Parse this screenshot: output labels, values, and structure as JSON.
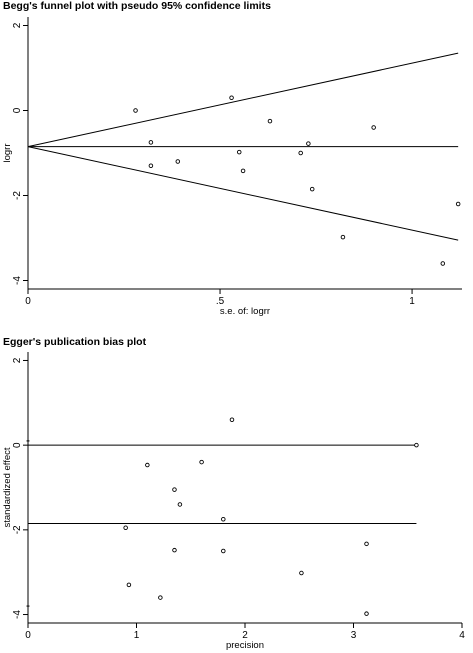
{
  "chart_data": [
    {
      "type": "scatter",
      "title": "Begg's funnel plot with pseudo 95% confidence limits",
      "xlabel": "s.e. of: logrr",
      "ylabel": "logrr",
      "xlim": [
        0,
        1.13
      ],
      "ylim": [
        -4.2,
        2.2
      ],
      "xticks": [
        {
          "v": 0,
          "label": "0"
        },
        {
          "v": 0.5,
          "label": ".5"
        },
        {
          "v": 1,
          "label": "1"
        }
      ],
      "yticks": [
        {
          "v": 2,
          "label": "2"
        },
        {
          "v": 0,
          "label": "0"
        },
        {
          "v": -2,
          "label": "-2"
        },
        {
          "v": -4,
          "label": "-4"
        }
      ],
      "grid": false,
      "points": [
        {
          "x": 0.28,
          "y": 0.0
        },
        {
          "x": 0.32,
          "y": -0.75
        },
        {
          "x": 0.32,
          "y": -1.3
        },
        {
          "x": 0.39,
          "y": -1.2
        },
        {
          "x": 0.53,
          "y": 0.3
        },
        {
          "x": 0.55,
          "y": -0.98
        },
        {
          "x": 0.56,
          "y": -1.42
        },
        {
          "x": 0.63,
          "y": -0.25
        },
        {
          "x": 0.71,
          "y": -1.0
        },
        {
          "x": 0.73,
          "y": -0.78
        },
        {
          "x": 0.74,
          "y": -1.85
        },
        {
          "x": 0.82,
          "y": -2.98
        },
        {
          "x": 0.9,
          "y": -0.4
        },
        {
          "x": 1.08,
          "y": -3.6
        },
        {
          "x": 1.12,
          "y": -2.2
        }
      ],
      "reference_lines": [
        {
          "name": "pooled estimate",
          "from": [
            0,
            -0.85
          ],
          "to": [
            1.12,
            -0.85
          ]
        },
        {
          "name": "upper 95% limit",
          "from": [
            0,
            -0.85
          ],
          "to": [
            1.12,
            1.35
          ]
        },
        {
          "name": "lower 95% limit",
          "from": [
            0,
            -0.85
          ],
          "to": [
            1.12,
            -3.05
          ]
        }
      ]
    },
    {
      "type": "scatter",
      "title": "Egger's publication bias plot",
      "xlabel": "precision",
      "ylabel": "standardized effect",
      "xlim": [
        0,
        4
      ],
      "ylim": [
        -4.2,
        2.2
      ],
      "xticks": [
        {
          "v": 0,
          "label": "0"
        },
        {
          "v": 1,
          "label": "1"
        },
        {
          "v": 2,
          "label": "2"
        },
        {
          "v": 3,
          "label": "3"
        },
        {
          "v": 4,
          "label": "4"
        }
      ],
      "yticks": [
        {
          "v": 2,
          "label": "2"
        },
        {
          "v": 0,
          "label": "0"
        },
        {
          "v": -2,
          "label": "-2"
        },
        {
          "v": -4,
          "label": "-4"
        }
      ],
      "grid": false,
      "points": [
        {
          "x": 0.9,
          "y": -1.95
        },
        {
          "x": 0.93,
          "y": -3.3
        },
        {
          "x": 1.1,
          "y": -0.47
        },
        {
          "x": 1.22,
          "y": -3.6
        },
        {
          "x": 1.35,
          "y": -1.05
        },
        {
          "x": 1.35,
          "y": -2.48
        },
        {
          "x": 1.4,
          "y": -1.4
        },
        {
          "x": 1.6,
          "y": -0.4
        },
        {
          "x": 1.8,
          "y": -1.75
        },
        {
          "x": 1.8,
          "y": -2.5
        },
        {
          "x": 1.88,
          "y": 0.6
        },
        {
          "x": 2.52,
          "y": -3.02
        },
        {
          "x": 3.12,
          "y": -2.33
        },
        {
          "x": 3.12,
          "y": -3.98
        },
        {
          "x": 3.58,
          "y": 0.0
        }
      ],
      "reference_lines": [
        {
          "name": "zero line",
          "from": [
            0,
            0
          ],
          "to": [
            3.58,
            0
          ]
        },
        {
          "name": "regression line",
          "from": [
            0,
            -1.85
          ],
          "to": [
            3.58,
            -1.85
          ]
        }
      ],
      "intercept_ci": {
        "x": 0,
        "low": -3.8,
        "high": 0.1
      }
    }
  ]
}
··········
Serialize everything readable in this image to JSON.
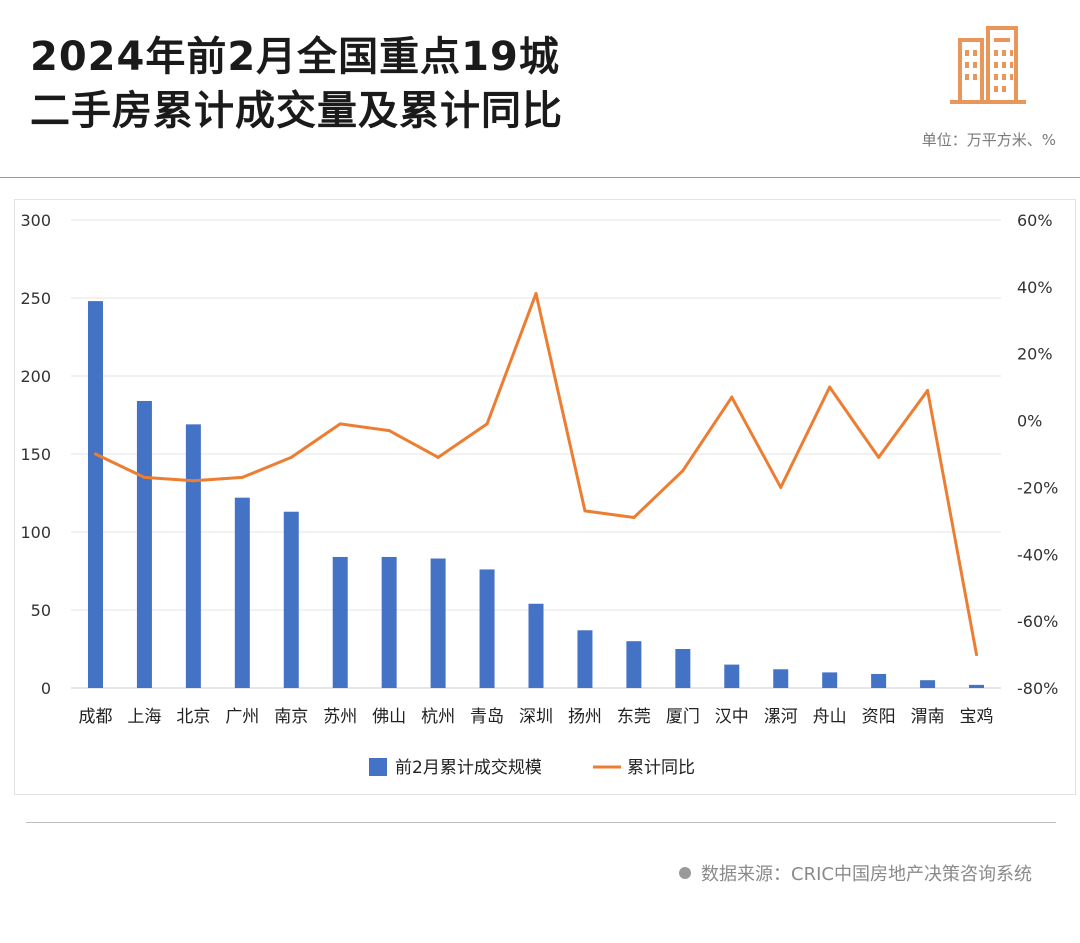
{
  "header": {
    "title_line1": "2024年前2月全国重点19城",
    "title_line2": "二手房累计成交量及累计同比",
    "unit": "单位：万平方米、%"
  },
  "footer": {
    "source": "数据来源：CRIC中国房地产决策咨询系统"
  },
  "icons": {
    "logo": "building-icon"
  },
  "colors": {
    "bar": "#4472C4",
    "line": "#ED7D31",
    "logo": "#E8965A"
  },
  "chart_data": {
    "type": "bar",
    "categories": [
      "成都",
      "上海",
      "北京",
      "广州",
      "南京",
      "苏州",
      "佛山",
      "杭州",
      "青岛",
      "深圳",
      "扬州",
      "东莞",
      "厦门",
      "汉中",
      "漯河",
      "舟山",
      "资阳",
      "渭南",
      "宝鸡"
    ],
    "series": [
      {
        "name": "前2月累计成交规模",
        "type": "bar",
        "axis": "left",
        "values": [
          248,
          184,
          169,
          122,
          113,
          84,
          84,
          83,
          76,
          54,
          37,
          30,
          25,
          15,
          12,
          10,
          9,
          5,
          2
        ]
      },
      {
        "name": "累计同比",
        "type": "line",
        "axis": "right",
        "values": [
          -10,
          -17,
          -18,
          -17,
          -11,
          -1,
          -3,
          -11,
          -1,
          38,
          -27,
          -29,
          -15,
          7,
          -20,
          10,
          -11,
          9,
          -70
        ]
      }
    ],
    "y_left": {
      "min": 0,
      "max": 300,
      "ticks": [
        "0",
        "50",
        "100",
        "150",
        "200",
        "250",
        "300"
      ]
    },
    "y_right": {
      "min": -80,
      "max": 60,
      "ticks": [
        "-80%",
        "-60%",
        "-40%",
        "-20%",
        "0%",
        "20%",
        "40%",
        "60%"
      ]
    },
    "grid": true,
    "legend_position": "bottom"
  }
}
··········
State only the number of lines in these entries that contain "plot".

2